Stated problem 1: In the passage about Milton's prose, list every word that appears directly before "egotism".

Excerpted text:
-- begin --
Which, being interpreted, means that his prose is of value because it is
Milton's, because it sometimes exhibits in an inferior degree the
qualities of his verse, and not for its power of thought, of reasoning,
or of statement. It is valuable, where it is best, for its inspiring
quality, like the fervencies of a Hebrew prophet. The English translation
of the Bible had to a very great degree Judaized, not the English mind,
but the Puritan temper. Those fierce enthusiasts could more easily find
elbow-room for their consciences in an ideal Israel than in a practical
England. It was convenient to see Amalek or Philistia in the men who met
them in the field, and one unintelligible horn or other of the Beast in
their theological opponents. The spiritual provincialism of the Jewish
race found something congenial in the English mind. Their national
egotism quintessentialized in the prophets was especially sympathetic
with the personal egotism of Milton. It was only as an inspired and
irresponsible person that he could live on decent terms with his own
self-confident individuality. There is an intolerant egotism which
identifies itself with omnipotence,[362] and whose sublimity is its
apology; there is an intolerable egotism which subordinates the sun to
the watch in its own fob. Milton's was of the former kind, and
accordingly the finest passages in his prose and not the least fine in
his verse are autobiographic, and this is the more striking that they are
often unconsciously so. Those fallen angels in utter ruin and combustion
hurled, are also cavaliers fighting against the Good Old Cause; Philistia
is the Restoration, and what Samson did, that Milton would have done if
he could.

The "Areopagitica" might seem an exception, but that also is a plea
rather than an argument, and his interest in the question is not one of
abstract principle, but of personal relation to himself. He was far more
rhetorician than thinker. The sonorous amplitude of his style was better
fitted to persuade the feelings than to convince the reason. The only
passages from his prose that may be said to have survived are emotional,
not argumentative, or they have lived in virtue of their figurative
beauty, not their weight of thought. Milton's power lay in dilation.
-- end --
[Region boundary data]
-- begin --
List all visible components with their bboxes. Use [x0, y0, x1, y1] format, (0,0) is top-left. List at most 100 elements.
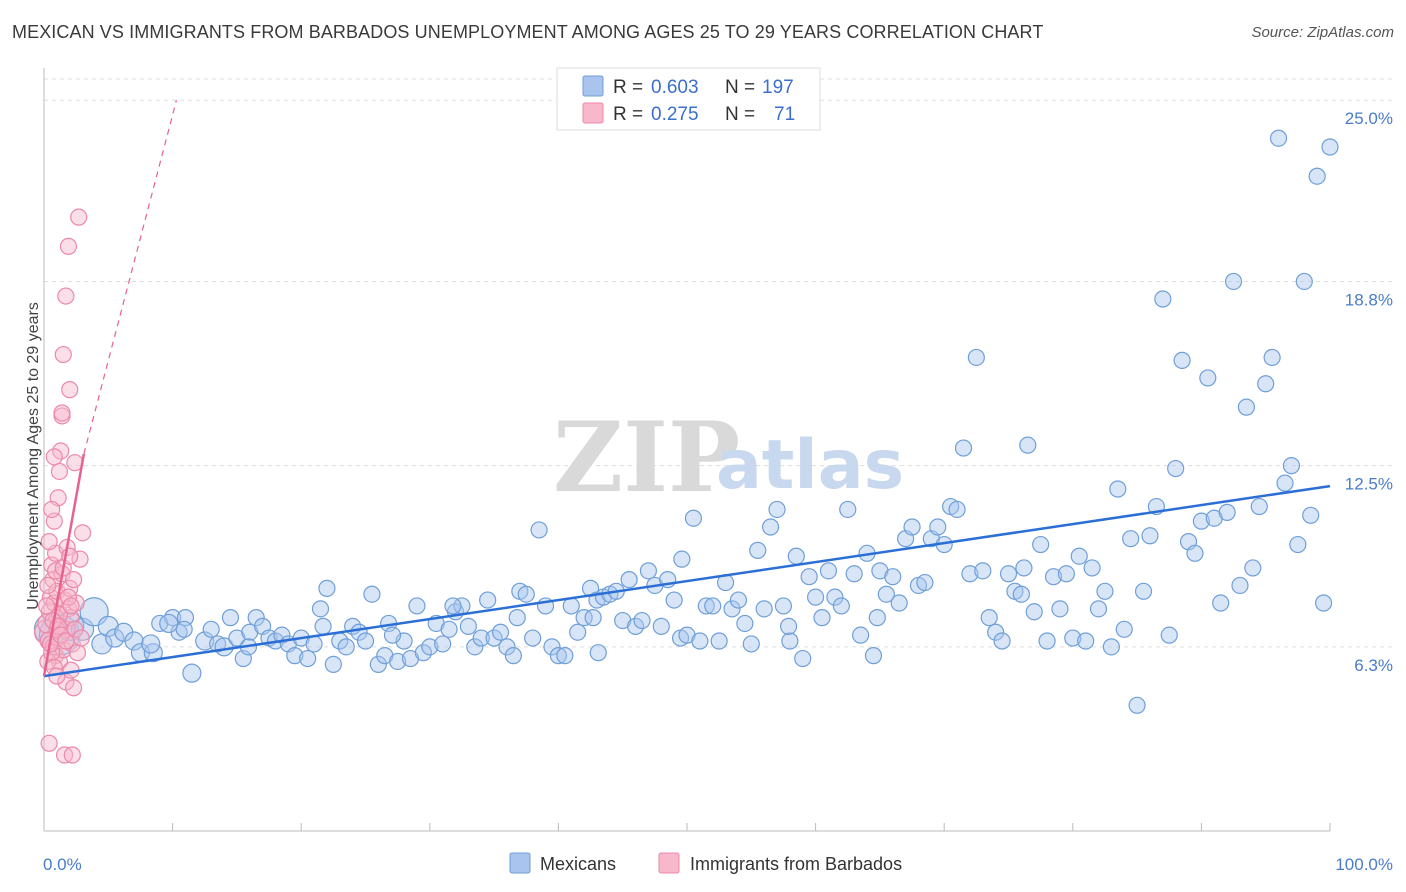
mexicans-point-51: [414, 644, 432, 662]
mexicans-point-181: [1250, 497, 1268, 516]
mexicans-point-146: [1025, 603, 1043, 621]
barbados-point-64: [64, 571, 83, 589]
mexicans-point-169: [1173, 351, 1191, 369]
mexicans-point-134: [948, 500, 966, 519]
mexicans-point-197: [589, 644, 607, 662]
mexicans-point-84: [626, 617, 645, 635]
barbados-point-61: [57, 632, 75, 650]
y-tick-label-2: 18.8%: [1345, 290, 1393, 309]
mexicans-point-121: [864, 647, 883, 665]
mexicans-point-135: [954, 439, 973, 457]
barbados-point-17: [50, 462, 69, 481]
mexicans-point-6: [97, 615, 119, 637]
barbados-point-69: [53, 404, 71, 422]
mexicans-point-188: [1295, 272, 1313, 291]
mexicans-point-148: [1038, 632, 1056, 650]
mexicans-point-201: [383, 626, 402, 644]
barbados-trend-line: [42, 453, 86, 677]
x-tick-labels: 0.0% 100.0%: [43, 855, 1393, 874]
mexicans-point-50: [408, 597, 426, 615]
mexicans-point-139: [980, 609, 998, 627]
mexicans-point-137: [967, 348, 985, 367]
mexicans-point-179: [1237, 398, 1256, 416]
x-tick-label-1: 100.0%: [1335, 855, 1393, 874]
barbados-point-33: [61, 579, 79, 597]
mexicans-point-192: [1321, 138, 1339, 156]
mexicans-point-34: [305, 635, 323, 653]
mexicans-point-196: [673, 550, 691, 568]
grid-lines: [44, 78, 1393, 648]
legend-swatch-mexicans-bottom: [509, 852, 531, 874]
mexicans-point-97: [710, 632, 728, 650]
barbados-point-38: [64, 679, 83, 697]
mexicans-point-35: [311, 600, 330, 618]
mexicans-point-69: [530, 521, 548, 539]
y-axis-label: Unemployment Among Ages 25 to 29 years: [25, 302, 42, 610]
mexicans-point-157: [1096, 582, 1114, 600]
mexicans-point-190: [1308, 167, 1326, 185]
mexicans-point-160: [1115, 620, 1133, 638]
mexicans-point-52: [421, 638, 439, 656]
mexicans-point-127: [903, 518, 921, 536]
barbados-point-46: [73, 524, 92, 542]
legend-r-value-1: 0.603: [651, 77, 699, 98]
mexicans-point-9: [124, 631, 144, 651]
barbados-point-43: [70, 208, 88, 226]
mexicans-point-205: [159, 613, 179, 634]
mexicans-point-72: [549, 647, 568, 665]
legend-n-label-2: N =: [725, 104, 755, 125]
mexicans-point-71: [543, 638, 561, 656]
mexicans-point-54: [434, 635, 452, 653]
mexicans-point-118: [845, 565, 863, 583]
source-credit: Source: ZipAtlas.com: [1251, 24, 1394, 41]
mexicans-point-177: [1224, 272, 1243, 291]
mexicans-point-114: [819, 562, 838, 580]
mexicans-point-154: [1077, 632, 1095, 650]
mexicans-point-171: [1186, 544, 1204, 562]
mexicans-point-25: [247, 609, 265, 627]
mexicans-point-124: [884, 568, 902, 586]
mexicans-point-151: [1057, 565, 1075, 583]
mexicans-point-68: [524, 629, 542, 647]
mexicans-point-74: [562, 597, 580, 615]
mexicans-point-42: [356, 632, 375, 650]
mexicans-point-147: [1032, 535, 1050, 554]
mexicans-point-95: [697, 597, 715, 615]
mexicans-point-176: [1218, 503, 1236, 521]
mexicans-point-159: [1109, 480, 1127, 498]
mexicans-point-123: [877, 585, 895, 603]
mexicans-point-101: [736, 614, 754, 633]
mexicans-point-103: [749, 541, 767, 559]
mexicans-point-83: [620, 571, 638, 589]
mexicans-point-110: [794, 649, 812, 668]
mexicans-point-73: [556, 647, 574, 665]
mexicans-point-75: [569, 623, 587, 641]
series-legend: Mexicans Immigrants from Barbados: [509, 852, 902, 874]
mexicans-point-166: [1154, 290, 1172, 308]
mexicans-point-158: [1102, 638, 1120, 656]
watermark: ZIP atlas: [553, 401, 904, 514]
mexicans-point-59: [466, 638, 484, 656]
mexicans-point-145: [1019, 436, 1037, 454]
watermark-atlas: atlas: [716, 426, 904, 505]
mexicans-point-194: [868, 609, 886, 627]
legend-label-barbados: Immigrants from Barbados: [690, 854, 902, 874]
mexicans-point-155: [1083, 559, 1101, 577]
mexicans-point-104: [755, 600, 773, 618]
barbados-point-65: [40, 734, 58, 752]
barbados-point-37: [63, 746, 81, 764]
mexicans-point-44: [369, 655, 387, 673]
mexicans-point-105: [761, 518, 780, 536]
mexicans-point-202: [314, 617, 332, 635]
mexicans-point-96: [704, 597, 722, 615]
watermark-zip: ZIP: [553, 401, 740, 514]
mexicans-point-16: [182, 663, 202, 683]
barbados-point-27: [57, 287, 75, 305]
mexicans-point-136: [961, 565, 979, 583]
mexicans-point-31: [286, 647, 304, 665]
mexicans-point-33: [299, 649, 317, 668]
mexicans-point-88: [652, 617, 670, 635]
mexicans-point-76: [575, 609, 593, 627]
barbados-trend-extension: [83, 100, 178, 455]
mexicans-point-106: [768, 500, 786, 519]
-- end --
Stated problem 2: Copy the lines of the records verbatim, starting at the line containing "mexicans-point-51: [414, 644, 432, 662]" and ending at the line containing "mexicans-point-197: [589, 644, 607, 662]".

Right answer 1: national, personal, intolerant, intolerable

Right answer 2:
mexicans-point-51: [414, 644, 432, 662]
mexicans-point-181: [1250, 497, 1268, 516]
mexicans-point-146: [1025, 603, 1043, 621]
barbados-point-64: [64, 571, 83, 589]
mexicans-point-169: [1173, 351, 1191, 369]
mexicans-point-134: [948, 500, 966, 519]
mexicans-point-197: [589, 644, 607, 662]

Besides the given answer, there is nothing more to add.